In the data below, locate each line with the word "Categoria" and list it.

** Begin AVAILABLE RECORDS **

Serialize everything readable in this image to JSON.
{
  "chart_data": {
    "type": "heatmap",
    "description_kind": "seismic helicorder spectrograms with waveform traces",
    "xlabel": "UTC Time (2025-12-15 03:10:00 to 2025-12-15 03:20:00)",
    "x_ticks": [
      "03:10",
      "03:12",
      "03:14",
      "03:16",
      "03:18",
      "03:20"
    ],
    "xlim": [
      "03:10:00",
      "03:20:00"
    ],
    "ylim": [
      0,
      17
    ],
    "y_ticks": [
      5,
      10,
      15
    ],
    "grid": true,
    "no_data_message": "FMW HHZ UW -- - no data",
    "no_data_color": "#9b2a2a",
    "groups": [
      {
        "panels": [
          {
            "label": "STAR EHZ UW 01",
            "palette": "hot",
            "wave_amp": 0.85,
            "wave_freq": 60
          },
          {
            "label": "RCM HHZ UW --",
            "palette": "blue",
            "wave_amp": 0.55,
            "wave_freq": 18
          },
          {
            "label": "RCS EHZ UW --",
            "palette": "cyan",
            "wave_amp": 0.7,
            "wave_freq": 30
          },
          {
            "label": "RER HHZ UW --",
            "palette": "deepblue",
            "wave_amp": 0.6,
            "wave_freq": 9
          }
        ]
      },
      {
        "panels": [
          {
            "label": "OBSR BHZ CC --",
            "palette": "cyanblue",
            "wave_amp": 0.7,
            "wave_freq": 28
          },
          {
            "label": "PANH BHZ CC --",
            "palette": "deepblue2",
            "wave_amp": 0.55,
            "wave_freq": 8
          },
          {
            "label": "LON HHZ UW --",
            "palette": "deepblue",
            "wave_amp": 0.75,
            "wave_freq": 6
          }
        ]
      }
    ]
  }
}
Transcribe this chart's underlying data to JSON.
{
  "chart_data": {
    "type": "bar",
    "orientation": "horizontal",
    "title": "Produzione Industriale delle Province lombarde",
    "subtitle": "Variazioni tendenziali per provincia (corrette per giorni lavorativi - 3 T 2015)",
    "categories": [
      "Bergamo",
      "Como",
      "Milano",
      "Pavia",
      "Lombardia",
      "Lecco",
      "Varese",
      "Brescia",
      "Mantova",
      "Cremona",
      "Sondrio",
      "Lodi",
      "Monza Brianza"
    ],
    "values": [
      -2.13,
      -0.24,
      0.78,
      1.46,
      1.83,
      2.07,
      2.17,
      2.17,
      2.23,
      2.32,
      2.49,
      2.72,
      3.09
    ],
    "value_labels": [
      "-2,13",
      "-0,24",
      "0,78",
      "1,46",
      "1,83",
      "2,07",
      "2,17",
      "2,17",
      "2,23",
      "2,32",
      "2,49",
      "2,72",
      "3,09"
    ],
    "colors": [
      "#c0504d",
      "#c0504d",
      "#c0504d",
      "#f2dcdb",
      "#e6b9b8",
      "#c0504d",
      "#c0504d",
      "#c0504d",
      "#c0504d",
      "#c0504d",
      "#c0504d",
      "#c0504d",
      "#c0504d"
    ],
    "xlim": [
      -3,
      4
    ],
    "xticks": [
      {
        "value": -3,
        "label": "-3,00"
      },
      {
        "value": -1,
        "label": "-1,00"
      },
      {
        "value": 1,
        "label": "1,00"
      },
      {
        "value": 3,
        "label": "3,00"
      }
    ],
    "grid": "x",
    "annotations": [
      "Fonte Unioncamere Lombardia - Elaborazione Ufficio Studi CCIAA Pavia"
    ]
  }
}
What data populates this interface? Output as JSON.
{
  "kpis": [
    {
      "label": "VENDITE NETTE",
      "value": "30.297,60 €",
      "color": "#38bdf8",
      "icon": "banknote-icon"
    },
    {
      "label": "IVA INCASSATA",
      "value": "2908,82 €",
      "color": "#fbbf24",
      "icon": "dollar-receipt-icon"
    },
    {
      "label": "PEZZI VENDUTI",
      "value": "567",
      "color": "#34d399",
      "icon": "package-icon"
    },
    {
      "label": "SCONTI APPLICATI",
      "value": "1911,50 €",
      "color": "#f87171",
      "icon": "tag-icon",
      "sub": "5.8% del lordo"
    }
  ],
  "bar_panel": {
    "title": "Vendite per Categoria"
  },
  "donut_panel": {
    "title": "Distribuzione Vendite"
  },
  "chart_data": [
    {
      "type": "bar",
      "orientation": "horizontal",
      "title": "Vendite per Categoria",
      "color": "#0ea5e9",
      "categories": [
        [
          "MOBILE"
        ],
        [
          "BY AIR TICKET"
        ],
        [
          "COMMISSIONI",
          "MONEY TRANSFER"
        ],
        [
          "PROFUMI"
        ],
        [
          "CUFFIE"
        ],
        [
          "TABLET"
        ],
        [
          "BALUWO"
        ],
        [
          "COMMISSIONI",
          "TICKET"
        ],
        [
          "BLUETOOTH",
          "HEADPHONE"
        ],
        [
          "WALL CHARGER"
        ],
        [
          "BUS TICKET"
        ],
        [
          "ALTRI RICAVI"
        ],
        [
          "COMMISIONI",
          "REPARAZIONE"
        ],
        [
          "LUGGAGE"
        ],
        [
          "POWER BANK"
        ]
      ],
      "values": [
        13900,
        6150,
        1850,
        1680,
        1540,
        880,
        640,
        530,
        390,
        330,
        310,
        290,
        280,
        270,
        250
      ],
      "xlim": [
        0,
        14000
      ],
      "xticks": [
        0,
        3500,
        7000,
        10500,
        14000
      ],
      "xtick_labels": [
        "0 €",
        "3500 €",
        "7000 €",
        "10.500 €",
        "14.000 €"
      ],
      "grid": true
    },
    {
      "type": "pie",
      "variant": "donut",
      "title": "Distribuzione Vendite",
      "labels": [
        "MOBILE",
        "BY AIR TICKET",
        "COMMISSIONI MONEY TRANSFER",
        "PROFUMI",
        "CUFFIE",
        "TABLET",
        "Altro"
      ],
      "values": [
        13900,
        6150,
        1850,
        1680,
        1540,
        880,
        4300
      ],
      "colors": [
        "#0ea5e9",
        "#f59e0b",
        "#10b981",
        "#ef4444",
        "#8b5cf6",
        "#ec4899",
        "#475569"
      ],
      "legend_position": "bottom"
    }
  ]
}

** End AVAILABLE RECORDS **

» WRITTEN RESPONSE:
    "title": "Vendite per Categoria"
      "title": "Vendite per Categoria",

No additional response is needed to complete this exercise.